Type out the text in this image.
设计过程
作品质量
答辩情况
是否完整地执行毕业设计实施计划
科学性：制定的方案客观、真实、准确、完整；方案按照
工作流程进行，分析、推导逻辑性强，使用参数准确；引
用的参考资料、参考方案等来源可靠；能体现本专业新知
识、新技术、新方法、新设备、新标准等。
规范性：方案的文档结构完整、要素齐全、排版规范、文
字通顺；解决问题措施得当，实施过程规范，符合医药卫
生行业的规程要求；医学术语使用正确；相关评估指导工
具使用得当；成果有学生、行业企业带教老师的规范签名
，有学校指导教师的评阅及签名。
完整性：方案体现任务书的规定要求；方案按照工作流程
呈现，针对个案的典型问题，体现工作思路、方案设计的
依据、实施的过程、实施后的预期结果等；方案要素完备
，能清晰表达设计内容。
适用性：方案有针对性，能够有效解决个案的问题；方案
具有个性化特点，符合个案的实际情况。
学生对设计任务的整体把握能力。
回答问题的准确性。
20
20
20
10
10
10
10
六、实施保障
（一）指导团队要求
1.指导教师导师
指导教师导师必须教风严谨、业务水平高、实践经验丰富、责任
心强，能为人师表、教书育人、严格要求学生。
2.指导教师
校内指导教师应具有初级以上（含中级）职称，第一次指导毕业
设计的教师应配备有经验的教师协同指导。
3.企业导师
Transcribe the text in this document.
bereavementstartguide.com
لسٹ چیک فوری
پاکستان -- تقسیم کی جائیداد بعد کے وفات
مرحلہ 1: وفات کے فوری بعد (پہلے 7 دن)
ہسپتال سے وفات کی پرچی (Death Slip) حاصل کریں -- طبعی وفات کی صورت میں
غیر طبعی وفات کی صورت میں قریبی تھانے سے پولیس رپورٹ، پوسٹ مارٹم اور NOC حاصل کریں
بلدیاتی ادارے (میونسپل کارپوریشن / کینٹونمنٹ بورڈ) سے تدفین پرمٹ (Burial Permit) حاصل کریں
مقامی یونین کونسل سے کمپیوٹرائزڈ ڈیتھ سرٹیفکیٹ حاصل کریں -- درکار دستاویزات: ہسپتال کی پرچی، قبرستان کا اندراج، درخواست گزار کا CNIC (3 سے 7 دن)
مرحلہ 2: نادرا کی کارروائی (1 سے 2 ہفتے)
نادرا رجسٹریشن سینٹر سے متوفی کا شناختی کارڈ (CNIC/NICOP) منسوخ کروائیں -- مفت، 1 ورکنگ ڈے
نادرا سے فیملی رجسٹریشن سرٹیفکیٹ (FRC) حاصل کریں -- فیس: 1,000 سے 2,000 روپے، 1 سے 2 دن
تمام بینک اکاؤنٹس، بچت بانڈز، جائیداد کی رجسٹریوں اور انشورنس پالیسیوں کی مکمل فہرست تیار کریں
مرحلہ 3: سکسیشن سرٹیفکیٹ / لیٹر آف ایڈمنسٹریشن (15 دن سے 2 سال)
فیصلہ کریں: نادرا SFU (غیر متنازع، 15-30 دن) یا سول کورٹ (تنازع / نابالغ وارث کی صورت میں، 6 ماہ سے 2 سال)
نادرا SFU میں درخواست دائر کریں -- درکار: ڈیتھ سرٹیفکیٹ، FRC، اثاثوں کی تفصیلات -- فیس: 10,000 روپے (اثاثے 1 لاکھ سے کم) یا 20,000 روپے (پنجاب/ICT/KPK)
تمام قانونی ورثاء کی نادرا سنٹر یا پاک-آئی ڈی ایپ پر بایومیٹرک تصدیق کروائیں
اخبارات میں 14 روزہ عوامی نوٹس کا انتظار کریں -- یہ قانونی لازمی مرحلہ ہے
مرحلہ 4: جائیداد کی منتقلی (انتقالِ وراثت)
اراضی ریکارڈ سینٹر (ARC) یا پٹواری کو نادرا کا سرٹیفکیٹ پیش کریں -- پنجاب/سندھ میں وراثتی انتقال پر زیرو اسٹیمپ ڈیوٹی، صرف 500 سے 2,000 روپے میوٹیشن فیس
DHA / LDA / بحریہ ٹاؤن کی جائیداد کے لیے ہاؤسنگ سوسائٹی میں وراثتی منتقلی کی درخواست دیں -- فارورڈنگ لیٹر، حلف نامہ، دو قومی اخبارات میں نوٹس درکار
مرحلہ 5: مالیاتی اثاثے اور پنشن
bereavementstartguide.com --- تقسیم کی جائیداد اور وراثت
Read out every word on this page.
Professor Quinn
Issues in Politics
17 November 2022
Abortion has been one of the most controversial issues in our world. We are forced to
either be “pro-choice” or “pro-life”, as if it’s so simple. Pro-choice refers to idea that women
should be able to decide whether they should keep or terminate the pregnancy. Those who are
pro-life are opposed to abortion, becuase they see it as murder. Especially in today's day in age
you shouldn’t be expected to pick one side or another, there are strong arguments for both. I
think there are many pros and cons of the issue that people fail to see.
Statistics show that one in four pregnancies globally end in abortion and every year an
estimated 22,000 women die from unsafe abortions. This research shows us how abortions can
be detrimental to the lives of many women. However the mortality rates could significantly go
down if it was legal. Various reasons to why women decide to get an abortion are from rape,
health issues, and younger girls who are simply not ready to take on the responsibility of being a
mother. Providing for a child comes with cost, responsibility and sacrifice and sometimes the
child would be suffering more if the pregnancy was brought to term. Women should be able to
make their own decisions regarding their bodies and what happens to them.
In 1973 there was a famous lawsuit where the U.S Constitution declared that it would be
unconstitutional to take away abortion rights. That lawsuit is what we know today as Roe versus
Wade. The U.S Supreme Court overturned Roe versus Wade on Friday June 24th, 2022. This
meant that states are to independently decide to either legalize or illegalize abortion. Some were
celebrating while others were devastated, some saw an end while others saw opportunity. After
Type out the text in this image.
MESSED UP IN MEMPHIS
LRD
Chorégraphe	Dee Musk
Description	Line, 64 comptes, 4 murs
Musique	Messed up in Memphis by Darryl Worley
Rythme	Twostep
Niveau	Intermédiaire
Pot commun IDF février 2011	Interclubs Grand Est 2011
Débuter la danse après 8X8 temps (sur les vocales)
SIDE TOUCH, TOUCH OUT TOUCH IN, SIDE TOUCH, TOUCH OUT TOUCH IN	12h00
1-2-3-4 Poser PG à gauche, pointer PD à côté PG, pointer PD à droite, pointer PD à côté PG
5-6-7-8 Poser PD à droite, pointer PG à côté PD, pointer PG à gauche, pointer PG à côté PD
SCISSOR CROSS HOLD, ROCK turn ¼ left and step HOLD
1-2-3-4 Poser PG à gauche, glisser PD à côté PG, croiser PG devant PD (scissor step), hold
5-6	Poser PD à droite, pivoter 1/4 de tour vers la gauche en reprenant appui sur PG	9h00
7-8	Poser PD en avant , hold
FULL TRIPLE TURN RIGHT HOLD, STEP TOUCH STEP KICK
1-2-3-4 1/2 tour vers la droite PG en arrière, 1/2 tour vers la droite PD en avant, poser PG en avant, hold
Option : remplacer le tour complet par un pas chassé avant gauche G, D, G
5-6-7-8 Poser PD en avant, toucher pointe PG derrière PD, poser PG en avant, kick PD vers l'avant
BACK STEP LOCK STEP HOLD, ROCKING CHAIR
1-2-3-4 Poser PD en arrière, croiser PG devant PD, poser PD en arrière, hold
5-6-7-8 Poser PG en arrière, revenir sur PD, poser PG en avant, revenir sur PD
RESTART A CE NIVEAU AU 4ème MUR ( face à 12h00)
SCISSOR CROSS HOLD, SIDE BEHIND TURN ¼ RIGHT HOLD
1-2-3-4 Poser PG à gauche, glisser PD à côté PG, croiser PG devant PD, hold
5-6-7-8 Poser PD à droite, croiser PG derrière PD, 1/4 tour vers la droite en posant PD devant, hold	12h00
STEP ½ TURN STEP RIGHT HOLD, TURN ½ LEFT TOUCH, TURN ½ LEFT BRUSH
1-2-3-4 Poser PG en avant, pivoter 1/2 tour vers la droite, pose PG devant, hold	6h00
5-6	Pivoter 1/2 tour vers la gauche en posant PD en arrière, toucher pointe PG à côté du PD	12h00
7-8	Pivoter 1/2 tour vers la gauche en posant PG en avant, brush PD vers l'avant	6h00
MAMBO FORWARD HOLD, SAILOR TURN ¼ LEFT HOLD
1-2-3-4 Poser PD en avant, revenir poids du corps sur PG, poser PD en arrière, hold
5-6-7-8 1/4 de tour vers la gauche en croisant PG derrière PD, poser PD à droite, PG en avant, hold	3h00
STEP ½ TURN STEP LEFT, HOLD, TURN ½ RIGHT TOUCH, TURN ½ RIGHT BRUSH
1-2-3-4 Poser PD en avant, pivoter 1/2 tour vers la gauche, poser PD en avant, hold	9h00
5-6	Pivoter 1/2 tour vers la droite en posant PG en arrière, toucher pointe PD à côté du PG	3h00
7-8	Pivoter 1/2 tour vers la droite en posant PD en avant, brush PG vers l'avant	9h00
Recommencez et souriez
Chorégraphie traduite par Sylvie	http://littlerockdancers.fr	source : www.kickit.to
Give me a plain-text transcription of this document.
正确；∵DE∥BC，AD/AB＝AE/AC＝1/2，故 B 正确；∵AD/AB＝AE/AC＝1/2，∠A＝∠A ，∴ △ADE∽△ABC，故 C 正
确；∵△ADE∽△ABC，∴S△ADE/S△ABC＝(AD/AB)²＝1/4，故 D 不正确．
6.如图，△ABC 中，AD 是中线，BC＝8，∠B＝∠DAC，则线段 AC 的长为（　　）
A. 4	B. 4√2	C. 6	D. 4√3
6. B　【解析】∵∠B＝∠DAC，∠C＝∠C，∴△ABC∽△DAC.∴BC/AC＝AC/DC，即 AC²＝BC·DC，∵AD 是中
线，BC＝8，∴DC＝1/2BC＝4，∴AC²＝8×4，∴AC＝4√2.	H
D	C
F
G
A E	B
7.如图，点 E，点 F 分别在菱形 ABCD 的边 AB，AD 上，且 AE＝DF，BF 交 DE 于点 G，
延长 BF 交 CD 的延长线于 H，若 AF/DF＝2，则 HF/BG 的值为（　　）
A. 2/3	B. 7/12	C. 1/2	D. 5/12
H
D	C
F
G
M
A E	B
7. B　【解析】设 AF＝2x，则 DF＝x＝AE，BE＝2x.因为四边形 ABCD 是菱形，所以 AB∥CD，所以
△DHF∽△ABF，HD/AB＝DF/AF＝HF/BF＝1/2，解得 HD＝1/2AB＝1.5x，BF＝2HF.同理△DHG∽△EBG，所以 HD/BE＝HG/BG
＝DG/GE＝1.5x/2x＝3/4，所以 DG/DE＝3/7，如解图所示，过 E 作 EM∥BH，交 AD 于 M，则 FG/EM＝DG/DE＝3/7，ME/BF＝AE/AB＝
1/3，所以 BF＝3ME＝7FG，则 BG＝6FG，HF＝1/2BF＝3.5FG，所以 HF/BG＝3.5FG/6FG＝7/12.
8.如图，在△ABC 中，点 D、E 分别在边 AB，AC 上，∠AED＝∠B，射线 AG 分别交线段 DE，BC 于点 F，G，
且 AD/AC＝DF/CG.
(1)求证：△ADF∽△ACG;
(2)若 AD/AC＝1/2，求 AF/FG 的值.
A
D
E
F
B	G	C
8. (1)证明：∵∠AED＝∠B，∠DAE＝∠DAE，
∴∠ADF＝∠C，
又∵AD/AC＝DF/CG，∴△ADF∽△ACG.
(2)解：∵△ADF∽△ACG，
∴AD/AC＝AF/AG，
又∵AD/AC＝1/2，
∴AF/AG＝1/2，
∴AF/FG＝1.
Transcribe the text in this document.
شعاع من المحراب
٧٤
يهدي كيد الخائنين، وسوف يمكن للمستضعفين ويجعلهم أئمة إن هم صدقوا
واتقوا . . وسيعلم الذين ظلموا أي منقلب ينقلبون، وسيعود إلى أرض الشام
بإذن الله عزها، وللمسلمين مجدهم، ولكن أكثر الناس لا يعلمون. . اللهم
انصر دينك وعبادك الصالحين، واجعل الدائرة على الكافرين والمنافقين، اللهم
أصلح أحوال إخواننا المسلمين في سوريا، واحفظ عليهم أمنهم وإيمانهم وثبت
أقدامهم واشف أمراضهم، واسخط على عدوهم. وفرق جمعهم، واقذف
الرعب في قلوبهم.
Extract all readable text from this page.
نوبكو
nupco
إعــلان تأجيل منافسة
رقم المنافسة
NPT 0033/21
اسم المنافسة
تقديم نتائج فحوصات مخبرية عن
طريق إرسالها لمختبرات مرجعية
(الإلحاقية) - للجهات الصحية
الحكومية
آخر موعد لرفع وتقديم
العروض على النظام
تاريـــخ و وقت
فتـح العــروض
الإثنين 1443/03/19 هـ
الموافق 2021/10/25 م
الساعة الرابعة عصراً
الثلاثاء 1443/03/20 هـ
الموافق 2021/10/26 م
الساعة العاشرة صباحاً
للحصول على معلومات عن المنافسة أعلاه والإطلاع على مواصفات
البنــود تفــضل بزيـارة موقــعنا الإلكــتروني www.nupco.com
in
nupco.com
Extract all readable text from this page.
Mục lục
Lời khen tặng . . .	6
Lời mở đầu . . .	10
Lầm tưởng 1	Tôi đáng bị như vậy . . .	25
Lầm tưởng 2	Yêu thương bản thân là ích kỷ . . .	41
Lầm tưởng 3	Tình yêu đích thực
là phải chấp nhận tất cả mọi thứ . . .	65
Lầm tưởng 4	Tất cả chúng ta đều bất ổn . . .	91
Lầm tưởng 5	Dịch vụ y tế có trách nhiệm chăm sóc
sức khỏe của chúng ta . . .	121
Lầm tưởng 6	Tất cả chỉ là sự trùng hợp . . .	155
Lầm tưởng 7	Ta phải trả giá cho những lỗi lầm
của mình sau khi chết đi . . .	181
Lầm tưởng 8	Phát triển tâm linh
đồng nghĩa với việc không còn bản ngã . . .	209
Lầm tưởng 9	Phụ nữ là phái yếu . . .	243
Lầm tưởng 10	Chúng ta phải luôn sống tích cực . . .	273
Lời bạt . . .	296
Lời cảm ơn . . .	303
····················
Exercise goal ▸
Your task is to collect every line above that contains the word "pointer".

Expected answer ▸
1-2-3-4 Poser PG à gauche, pointer PD à côté PG, pointer PD à droite, pointer PD à côté PG
5-6-7-8 Poser PD à droite, pointer PG à côté PD, pointer PG à gauche, pointer PG à côté PD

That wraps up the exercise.